# Exercise goal:
Go through the listing and set it down exactly, leaving out its pictures.

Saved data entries

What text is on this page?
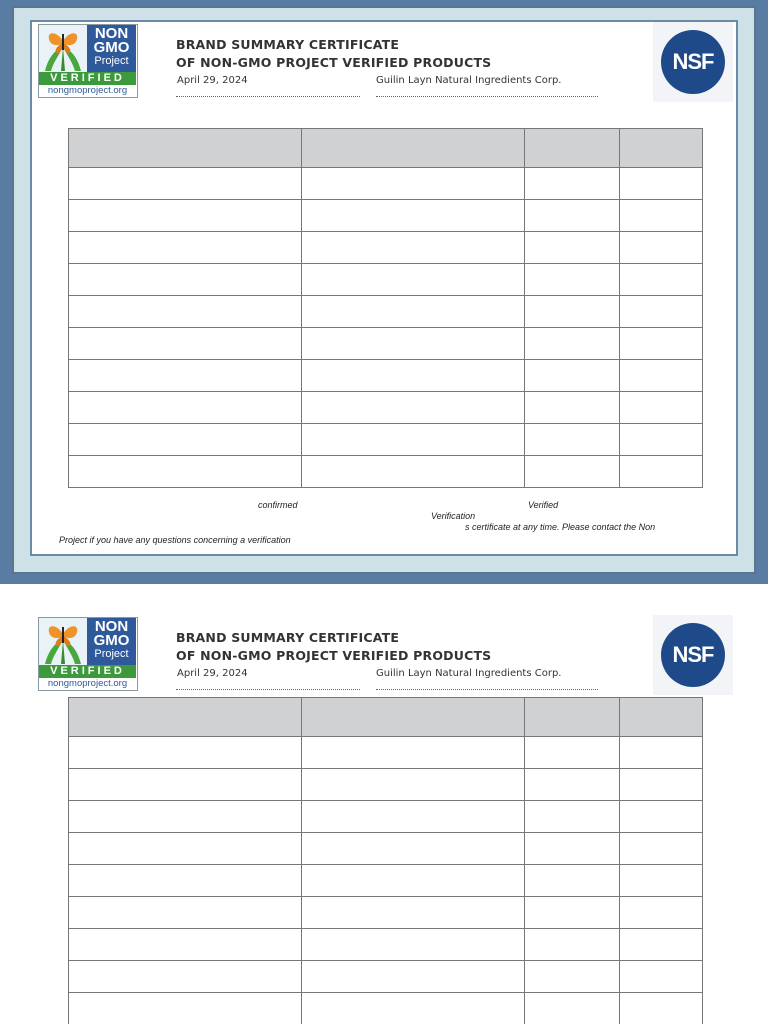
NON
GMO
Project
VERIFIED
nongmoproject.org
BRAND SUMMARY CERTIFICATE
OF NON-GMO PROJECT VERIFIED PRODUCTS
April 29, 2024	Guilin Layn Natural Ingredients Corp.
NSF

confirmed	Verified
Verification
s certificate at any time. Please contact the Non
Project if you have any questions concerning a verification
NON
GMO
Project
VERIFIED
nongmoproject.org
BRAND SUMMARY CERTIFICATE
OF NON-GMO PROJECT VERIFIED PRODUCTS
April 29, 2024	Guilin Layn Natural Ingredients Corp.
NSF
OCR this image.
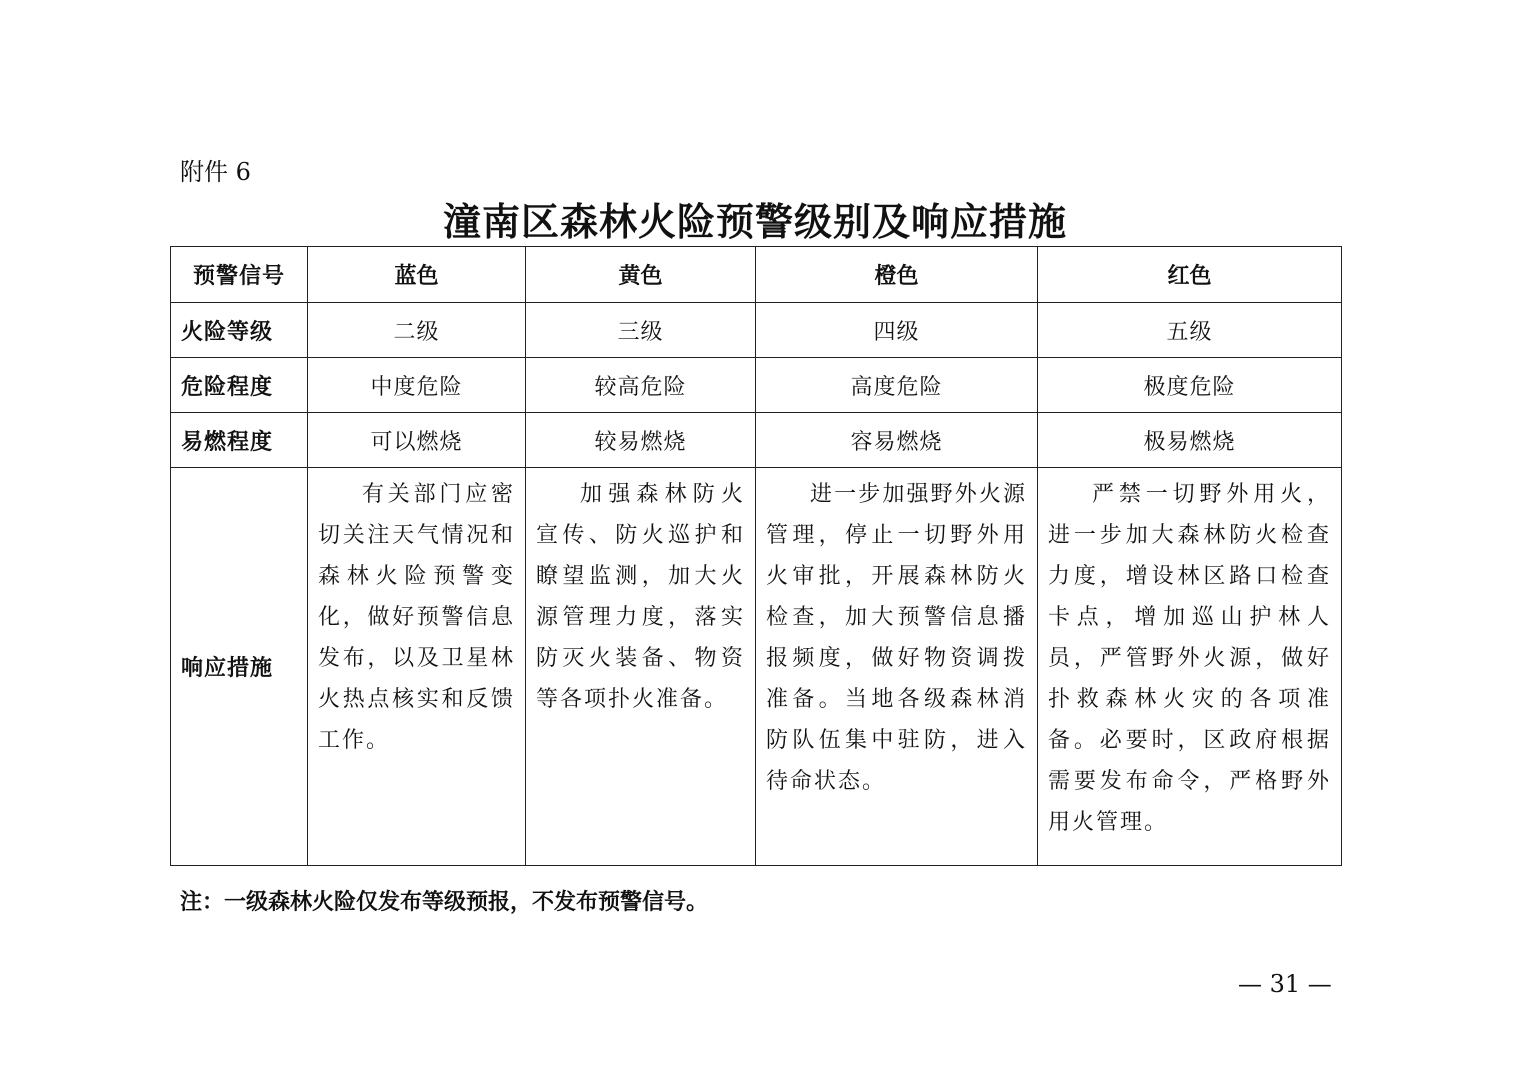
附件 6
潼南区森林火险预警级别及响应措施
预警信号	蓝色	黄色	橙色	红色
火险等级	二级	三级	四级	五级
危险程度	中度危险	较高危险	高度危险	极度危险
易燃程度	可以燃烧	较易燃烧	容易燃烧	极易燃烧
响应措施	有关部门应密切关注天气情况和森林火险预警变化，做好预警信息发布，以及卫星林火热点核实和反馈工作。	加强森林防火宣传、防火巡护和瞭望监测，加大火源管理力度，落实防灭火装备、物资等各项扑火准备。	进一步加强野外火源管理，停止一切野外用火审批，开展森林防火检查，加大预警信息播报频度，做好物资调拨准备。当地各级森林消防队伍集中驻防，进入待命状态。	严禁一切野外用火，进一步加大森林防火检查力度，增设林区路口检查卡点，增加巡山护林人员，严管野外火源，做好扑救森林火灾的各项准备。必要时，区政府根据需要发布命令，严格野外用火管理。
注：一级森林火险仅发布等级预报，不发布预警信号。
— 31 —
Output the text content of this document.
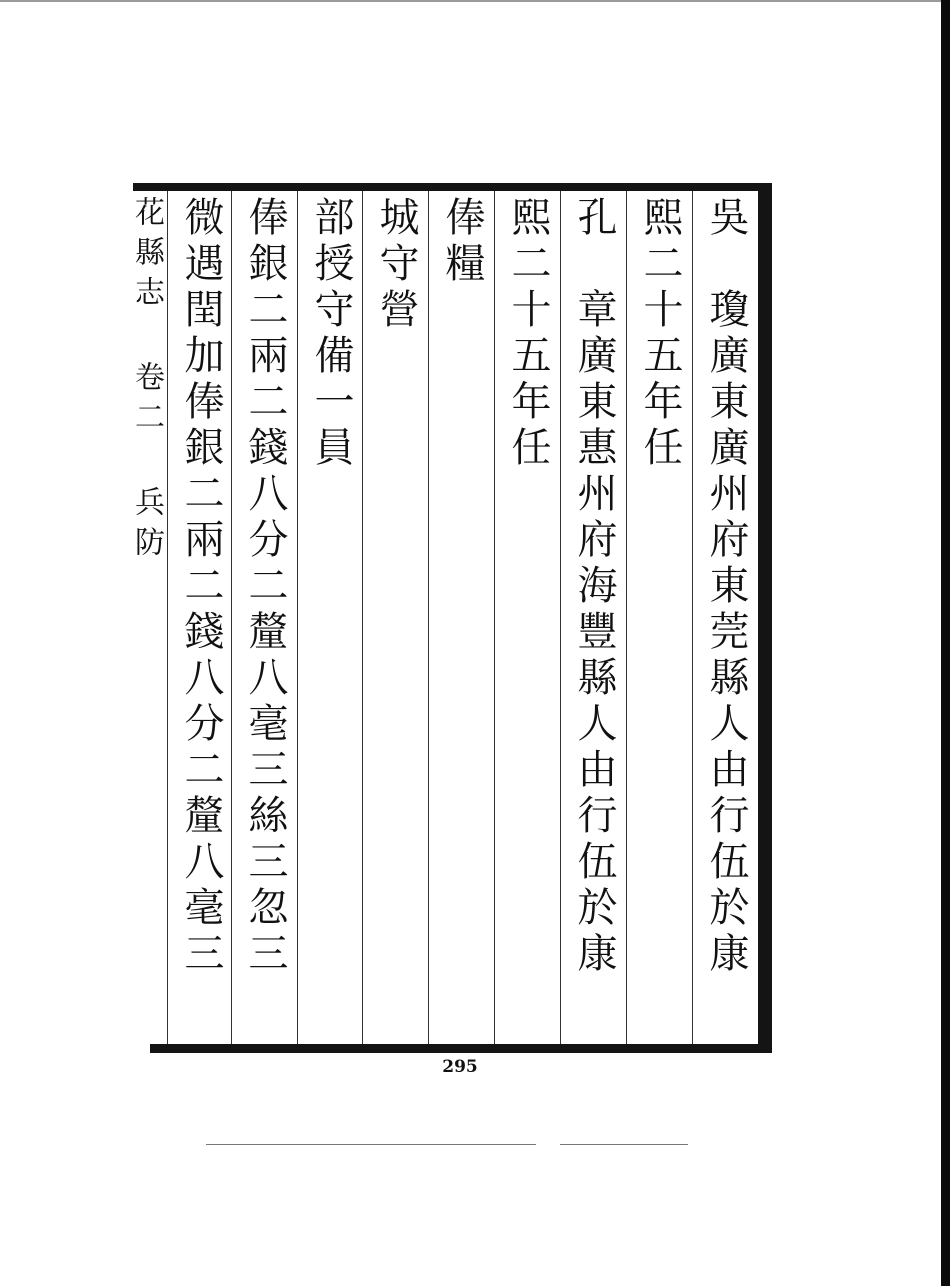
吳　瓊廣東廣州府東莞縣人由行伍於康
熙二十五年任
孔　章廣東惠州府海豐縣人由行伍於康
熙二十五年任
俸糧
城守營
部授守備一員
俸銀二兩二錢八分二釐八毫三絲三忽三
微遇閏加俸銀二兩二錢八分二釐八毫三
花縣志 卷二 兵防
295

# Response to this task:
What text is on this page?
NON
GMO
Project
VERIFIED
nongmoproject.org
BRAND SUMMARY CERTIFICATE
OF NON-GMO PROJECT VERIFIED PRODUCTS
April 29, 2024	Guilin Layn Natural Ingredients Corp.
NSF

confirmed	Verified
Verification
s certificate at any time. Please contact the Non
Project if you have any questions concerning a verification
NON
GMO
Project
VERIFIED
nongmoproject.org
BRAND SUMMARY CERTIFICATE
OF NON-GMO PROJECT VERIFIED PRODUCTS
April 29, 2024	Guilin Layn Natural Ingredients Corp.
NSF
OCR this image.
附件 6
潼南区森林火险预警级别及响应措施
预警信号	蓝色	黄色	橙色	红色
火险等级	二级	三级	四级	五级
危险程度	中度危险	较高危险	高度危险	极度危险
易燃程度	可以燃烧	较易燃烧	容易燃烧	极易燃烧
响应措施	有关部门应密切关注天气情况和森林火险预警变化，做好预警信息发布，以及卫星林火热点核实和反馈工作。	加强森林防火宣传、防火巡护和瞭望监测，加大火源管理力度，落实防灭火装备、物资等各项扑火准备。	进一步加强野外火源管理，停止一切野外用火审批，开展森林防火检查，加大预警信息播报频度，做好物资调拨准备。当地各级森林消防队伍集中驻防，进入待命状态。	严禁一切野外用火，进一步加大森林防火检查力度，增设林区路口检查卡点，增加巡山护林人员，严管野外火源，做好扑救森林火灾的各项准备。必要时，区政府根据需要发布命令，严格野外用火管理。
注：一级森林火险仅发布等级预报，不发布预警信号。
— 31 —
Output the text content of this document.
吳　瓊廣東廣州府東莞縣人由行伍於康
熙二十五年任
孔　章廣東惠州府海豐縣人由行伍於康
熙二十五年任
俸糧
城守營
部授守備一員
俸銀二兩二錢八分二釐八毫三絲三忽三
微遇閏加俸銀二兩二錢八分二釐八毫三
花縣志 卷二 兵防
295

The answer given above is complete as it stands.